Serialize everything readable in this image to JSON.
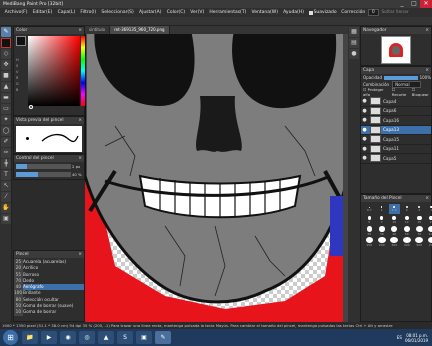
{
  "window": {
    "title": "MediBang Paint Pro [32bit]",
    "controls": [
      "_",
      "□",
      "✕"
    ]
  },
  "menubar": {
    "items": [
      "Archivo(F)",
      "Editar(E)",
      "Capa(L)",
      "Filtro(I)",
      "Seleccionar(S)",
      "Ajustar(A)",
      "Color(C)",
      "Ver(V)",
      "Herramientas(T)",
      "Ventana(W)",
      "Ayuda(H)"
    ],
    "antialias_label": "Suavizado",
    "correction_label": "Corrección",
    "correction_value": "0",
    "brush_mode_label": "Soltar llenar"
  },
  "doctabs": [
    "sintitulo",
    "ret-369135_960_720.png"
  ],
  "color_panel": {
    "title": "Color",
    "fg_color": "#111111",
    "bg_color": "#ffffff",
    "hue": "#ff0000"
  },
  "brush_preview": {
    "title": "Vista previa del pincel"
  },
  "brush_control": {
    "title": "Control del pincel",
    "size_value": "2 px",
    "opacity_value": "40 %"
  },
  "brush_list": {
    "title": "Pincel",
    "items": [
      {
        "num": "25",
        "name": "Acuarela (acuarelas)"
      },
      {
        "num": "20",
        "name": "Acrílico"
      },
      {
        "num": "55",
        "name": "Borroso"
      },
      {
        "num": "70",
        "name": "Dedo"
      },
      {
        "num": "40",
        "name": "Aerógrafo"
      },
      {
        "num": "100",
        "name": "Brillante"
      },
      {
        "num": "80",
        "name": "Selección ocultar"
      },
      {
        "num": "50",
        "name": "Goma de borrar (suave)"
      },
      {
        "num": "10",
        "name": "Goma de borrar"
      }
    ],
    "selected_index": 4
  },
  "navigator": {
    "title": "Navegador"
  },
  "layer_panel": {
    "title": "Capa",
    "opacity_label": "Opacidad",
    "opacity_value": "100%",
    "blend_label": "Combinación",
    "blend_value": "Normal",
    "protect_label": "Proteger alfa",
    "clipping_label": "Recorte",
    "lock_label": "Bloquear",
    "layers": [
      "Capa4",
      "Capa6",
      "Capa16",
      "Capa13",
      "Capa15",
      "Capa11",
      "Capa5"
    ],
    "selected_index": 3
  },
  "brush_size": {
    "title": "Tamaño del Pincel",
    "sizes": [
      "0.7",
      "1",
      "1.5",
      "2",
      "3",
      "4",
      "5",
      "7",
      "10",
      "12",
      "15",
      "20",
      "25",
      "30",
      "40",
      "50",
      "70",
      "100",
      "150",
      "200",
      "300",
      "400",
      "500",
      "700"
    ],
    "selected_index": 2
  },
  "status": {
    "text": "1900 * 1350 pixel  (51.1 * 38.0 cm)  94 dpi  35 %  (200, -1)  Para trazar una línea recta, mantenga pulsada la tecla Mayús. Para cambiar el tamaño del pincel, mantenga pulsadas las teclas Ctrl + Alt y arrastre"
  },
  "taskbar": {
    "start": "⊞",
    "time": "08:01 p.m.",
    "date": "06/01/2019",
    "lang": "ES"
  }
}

*****

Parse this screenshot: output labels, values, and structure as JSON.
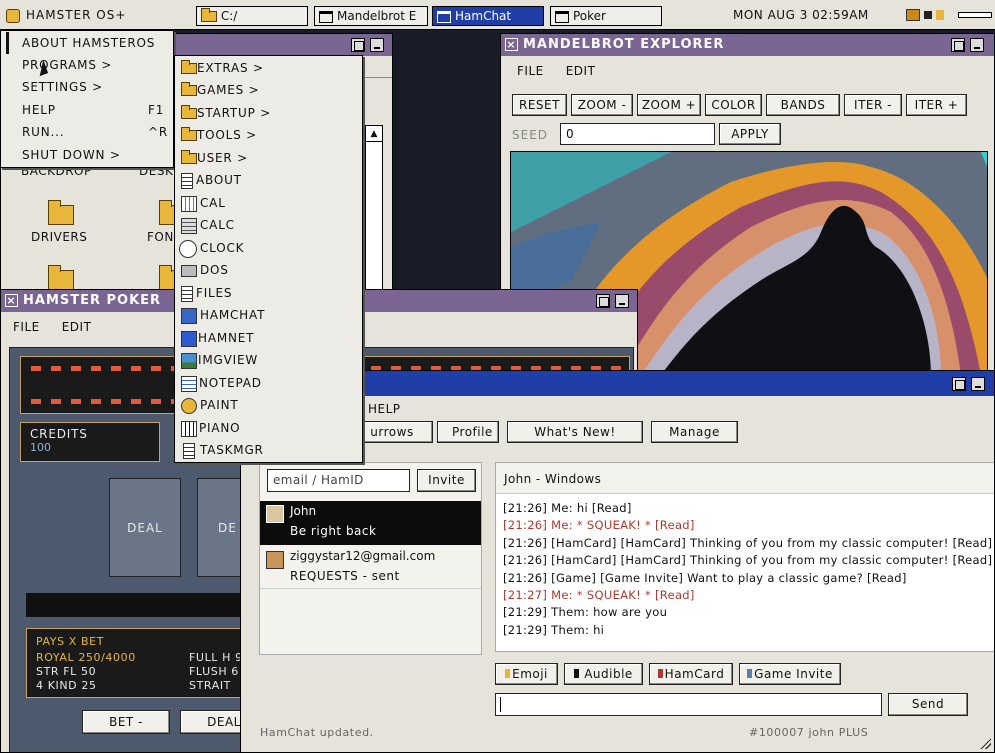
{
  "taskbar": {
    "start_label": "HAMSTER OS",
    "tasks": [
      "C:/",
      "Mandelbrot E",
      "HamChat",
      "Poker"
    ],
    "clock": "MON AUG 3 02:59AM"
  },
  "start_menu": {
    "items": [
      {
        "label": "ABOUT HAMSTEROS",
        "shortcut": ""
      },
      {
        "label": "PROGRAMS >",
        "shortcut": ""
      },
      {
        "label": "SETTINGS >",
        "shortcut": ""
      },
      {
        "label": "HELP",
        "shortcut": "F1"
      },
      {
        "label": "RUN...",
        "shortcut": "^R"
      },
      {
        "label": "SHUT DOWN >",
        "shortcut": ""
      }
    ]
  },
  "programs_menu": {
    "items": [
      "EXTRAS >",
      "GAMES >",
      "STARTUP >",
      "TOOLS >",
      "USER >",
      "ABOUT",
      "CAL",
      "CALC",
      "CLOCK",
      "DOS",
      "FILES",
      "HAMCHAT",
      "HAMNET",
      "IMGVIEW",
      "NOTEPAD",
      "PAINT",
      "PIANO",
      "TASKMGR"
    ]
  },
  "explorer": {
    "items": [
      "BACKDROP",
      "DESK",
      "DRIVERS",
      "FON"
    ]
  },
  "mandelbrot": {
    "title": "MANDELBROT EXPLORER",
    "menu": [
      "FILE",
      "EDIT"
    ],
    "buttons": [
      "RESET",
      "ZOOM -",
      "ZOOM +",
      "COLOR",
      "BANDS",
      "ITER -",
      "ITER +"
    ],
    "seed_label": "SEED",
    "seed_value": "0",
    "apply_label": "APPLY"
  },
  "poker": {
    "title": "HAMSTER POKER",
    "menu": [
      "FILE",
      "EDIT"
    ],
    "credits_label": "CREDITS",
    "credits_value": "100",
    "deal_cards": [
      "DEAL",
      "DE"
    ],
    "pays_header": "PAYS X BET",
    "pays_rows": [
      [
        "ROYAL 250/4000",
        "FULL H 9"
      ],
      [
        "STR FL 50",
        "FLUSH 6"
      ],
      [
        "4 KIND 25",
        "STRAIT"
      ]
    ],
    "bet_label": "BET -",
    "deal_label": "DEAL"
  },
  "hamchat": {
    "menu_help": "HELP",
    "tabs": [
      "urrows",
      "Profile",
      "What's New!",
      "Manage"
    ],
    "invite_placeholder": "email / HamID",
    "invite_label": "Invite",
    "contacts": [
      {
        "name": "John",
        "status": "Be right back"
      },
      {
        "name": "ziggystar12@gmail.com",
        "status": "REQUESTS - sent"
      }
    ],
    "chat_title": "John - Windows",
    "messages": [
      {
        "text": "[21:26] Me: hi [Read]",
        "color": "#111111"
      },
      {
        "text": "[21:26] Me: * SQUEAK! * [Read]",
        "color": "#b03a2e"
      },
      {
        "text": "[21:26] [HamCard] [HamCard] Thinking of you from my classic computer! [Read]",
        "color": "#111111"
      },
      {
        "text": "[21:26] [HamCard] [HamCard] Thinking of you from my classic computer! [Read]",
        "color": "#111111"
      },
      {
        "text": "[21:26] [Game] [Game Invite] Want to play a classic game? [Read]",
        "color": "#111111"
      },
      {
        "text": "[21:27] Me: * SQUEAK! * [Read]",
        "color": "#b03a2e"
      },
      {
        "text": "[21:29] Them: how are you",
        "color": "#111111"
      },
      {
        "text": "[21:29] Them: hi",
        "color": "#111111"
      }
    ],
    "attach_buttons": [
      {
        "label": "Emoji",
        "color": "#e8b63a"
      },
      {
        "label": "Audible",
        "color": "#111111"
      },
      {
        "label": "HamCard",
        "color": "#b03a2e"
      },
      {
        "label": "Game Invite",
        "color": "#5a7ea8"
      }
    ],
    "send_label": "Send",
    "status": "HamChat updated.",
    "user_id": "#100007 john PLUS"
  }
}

*****

Written exercise
Search the data for the string "SQUEAK". List each line that has it.

Exercise output
        "text": "[21:26] Me: * SQUEAK! * [Read]",
        "text": "[21:27] Me: * SQUEAK! * [Read]",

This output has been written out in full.